[begin Supplied data]

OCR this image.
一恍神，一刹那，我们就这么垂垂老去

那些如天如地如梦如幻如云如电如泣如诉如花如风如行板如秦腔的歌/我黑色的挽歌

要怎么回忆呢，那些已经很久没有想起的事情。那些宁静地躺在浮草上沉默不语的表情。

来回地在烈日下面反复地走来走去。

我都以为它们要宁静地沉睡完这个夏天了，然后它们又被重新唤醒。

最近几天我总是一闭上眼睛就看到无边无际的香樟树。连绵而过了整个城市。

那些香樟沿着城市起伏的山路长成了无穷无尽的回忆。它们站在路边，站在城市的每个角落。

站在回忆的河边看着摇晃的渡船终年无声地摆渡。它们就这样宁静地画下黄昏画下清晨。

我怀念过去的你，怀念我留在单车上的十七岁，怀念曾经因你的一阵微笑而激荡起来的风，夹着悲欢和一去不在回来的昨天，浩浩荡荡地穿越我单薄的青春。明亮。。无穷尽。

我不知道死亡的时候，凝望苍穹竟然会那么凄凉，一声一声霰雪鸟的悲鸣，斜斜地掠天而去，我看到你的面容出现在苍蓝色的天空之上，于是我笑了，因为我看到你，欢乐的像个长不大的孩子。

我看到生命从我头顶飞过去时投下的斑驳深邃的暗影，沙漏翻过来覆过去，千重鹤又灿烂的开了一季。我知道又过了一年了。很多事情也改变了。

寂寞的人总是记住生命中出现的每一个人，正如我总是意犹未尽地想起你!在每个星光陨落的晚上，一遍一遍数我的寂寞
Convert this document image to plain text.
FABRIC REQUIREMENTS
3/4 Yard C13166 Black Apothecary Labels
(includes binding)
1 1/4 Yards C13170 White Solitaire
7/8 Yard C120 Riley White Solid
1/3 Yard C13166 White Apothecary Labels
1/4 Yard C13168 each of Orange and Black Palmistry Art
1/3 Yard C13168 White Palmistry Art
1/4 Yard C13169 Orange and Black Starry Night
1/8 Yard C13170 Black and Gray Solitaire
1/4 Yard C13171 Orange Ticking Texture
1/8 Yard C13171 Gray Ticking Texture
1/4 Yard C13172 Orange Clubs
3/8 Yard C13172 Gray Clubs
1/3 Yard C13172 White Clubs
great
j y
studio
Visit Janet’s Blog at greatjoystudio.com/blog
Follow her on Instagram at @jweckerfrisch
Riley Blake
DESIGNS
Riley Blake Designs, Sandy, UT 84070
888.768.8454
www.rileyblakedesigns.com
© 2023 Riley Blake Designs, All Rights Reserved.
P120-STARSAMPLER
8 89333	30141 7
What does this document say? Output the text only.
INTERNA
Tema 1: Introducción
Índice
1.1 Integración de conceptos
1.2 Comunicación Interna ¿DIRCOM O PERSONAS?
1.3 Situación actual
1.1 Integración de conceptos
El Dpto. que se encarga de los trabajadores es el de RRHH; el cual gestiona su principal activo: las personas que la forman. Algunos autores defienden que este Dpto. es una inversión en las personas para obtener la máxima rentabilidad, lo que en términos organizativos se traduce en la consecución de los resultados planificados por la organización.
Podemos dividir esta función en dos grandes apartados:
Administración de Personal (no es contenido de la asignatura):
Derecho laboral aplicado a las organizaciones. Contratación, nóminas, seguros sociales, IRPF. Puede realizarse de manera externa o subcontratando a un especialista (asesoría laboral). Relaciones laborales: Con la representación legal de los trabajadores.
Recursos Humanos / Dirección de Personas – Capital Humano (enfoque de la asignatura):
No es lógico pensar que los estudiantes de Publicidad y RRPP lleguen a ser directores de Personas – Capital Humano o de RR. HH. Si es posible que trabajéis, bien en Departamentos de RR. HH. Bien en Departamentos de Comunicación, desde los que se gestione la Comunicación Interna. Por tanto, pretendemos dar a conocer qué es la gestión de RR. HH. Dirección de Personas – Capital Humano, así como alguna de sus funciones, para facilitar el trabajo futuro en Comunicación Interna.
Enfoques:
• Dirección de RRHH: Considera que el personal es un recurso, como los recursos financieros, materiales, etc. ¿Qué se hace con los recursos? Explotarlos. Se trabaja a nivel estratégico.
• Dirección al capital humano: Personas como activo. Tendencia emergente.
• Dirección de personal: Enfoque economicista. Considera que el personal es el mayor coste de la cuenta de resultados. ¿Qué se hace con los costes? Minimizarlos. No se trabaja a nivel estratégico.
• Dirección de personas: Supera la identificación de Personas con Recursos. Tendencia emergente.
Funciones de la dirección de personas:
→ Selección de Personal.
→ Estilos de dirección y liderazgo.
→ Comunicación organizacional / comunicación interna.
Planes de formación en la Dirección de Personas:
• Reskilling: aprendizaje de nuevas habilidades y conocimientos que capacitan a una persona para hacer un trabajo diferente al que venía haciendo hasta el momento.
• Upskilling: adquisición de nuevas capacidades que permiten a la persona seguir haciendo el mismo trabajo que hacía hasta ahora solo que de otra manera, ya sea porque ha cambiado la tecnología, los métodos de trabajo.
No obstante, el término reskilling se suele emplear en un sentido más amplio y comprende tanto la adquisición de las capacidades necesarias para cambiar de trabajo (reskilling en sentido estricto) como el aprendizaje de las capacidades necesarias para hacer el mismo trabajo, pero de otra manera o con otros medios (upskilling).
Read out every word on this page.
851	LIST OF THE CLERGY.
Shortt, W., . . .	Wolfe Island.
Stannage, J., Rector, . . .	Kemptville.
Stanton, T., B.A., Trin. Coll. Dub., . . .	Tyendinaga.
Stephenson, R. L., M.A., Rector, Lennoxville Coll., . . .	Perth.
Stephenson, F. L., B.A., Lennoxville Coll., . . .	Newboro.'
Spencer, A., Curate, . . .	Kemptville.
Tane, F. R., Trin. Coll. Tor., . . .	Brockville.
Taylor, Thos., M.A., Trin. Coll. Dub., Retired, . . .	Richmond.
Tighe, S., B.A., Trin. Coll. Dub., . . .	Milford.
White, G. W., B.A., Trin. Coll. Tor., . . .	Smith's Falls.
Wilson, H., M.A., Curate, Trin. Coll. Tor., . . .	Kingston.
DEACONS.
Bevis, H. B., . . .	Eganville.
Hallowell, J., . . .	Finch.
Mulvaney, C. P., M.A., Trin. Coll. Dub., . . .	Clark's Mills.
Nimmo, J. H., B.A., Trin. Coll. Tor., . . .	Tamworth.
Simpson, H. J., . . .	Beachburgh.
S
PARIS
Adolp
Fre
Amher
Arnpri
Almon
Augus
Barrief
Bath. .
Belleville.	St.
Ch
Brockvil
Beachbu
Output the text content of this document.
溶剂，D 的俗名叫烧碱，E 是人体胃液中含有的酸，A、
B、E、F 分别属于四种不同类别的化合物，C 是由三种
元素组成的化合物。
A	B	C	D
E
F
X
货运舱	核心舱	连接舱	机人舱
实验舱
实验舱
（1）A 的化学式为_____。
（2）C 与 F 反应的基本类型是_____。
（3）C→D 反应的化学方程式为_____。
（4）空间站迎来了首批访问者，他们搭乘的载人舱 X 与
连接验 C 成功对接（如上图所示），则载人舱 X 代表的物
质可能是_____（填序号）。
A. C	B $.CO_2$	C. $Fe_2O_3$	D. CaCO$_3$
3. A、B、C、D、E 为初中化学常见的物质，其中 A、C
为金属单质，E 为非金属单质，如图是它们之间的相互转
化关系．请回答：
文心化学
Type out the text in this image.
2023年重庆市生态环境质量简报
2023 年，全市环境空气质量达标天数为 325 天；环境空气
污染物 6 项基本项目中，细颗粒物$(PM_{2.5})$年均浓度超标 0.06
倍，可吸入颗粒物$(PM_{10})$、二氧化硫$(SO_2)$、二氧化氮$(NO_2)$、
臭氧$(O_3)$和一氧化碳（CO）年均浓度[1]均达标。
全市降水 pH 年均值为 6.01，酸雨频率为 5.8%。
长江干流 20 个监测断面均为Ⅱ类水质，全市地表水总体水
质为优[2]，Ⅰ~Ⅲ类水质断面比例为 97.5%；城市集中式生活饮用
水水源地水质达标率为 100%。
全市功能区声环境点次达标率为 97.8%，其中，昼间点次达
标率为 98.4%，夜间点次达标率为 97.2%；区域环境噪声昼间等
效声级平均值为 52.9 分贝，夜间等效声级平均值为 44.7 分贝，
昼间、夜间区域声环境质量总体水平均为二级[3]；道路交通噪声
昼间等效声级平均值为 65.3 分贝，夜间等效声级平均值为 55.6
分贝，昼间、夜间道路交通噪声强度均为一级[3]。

[end Supplied data]

Set problem: Pick out each line above that includes "Ticking" and show it.

Worked solution:
1/4 Yard C13171 Orange Ticking Texture
1/8 Yard C13171 Gray Ticking Texture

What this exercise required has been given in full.